Copy out the lines that include the word "平均坪単価".

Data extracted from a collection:
++++++

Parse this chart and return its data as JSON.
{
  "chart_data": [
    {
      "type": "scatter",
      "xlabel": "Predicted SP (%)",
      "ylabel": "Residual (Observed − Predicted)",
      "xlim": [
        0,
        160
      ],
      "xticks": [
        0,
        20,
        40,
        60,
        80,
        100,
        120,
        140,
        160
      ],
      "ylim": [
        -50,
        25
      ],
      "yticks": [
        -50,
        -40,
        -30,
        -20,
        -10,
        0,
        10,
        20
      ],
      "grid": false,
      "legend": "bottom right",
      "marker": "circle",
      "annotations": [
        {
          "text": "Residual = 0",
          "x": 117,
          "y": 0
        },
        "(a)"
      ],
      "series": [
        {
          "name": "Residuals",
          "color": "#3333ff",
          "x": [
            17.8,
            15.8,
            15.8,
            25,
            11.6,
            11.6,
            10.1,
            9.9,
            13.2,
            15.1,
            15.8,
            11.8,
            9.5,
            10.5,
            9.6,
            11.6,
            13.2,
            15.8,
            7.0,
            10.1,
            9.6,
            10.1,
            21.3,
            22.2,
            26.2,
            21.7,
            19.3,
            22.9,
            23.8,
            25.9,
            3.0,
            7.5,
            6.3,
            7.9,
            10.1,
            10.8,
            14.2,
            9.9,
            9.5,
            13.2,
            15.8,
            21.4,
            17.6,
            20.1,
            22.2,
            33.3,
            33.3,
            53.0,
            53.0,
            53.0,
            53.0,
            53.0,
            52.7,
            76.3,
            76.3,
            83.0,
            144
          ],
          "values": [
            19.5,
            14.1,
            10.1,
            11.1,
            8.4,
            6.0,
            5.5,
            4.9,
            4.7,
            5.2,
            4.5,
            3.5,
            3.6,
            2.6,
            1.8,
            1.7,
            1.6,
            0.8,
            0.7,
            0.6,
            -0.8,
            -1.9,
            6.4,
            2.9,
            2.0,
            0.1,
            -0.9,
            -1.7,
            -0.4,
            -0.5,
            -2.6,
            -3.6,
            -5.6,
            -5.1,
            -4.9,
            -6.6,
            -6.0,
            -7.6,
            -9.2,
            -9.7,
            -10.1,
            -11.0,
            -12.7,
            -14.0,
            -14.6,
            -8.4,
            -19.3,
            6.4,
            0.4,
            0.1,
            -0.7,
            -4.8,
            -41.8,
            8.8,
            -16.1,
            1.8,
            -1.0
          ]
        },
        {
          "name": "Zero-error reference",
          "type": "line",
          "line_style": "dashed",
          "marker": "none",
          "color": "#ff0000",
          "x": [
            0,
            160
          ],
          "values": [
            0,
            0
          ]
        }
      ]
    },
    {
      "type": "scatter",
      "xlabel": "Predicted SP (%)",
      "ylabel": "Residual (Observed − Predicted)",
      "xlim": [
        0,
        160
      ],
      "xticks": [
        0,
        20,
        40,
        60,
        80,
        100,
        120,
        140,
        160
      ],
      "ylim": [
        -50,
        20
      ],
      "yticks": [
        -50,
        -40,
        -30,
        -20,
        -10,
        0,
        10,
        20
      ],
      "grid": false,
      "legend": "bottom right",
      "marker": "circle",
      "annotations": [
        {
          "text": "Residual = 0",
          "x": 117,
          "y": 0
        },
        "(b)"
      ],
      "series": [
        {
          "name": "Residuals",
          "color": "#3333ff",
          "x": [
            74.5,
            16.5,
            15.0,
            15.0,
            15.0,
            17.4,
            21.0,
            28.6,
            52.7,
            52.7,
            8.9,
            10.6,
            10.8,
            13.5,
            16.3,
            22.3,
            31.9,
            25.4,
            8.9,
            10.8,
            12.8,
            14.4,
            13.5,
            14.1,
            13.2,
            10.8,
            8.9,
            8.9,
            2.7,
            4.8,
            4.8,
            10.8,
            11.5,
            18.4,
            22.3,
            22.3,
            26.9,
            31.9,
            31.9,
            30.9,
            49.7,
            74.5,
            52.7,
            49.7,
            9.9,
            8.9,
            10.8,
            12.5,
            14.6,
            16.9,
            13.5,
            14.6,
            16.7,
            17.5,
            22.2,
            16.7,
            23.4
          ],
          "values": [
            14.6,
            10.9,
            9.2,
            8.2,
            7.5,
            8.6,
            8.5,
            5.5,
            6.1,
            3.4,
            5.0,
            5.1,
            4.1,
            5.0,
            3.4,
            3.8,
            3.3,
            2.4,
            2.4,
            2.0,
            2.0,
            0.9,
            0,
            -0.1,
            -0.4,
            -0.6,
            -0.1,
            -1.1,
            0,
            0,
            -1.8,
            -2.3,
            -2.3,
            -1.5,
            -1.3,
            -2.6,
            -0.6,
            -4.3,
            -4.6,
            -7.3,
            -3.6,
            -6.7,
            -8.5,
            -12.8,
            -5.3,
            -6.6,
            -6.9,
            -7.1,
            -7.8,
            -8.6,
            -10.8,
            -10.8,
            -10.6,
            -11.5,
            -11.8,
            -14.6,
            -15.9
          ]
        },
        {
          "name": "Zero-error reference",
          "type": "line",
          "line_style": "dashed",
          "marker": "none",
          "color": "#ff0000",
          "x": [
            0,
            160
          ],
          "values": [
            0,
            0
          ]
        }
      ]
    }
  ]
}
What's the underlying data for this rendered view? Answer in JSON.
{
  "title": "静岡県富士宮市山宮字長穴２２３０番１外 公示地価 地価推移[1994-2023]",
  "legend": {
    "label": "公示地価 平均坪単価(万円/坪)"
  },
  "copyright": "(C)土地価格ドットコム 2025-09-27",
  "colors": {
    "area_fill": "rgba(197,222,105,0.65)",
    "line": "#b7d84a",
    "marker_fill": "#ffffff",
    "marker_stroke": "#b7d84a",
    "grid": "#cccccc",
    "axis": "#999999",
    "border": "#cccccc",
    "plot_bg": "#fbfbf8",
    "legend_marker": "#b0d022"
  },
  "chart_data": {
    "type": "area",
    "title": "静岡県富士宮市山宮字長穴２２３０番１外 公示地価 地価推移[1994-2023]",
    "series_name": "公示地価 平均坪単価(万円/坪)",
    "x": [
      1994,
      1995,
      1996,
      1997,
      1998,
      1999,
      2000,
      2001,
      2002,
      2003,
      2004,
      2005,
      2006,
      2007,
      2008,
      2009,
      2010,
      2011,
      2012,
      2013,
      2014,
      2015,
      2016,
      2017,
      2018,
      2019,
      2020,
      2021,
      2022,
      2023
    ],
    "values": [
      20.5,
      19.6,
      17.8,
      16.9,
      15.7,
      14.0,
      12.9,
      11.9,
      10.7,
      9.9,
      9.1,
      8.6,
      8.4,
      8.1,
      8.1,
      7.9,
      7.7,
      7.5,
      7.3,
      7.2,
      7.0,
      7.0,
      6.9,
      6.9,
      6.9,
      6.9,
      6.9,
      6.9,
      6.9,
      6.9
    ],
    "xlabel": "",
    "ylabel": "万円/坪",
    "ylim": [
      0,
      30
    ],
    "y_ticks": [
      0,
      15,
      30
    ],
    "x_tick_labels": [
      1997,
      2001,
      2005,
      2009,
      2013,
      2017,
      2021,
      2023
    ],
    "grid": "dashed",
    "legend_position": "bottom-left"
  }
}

++++++

Written response:
    "label": "公示地価 平均坪単価(万円/坪)"
    "series_name": "公示地価 平均坪単価(万円/坪)",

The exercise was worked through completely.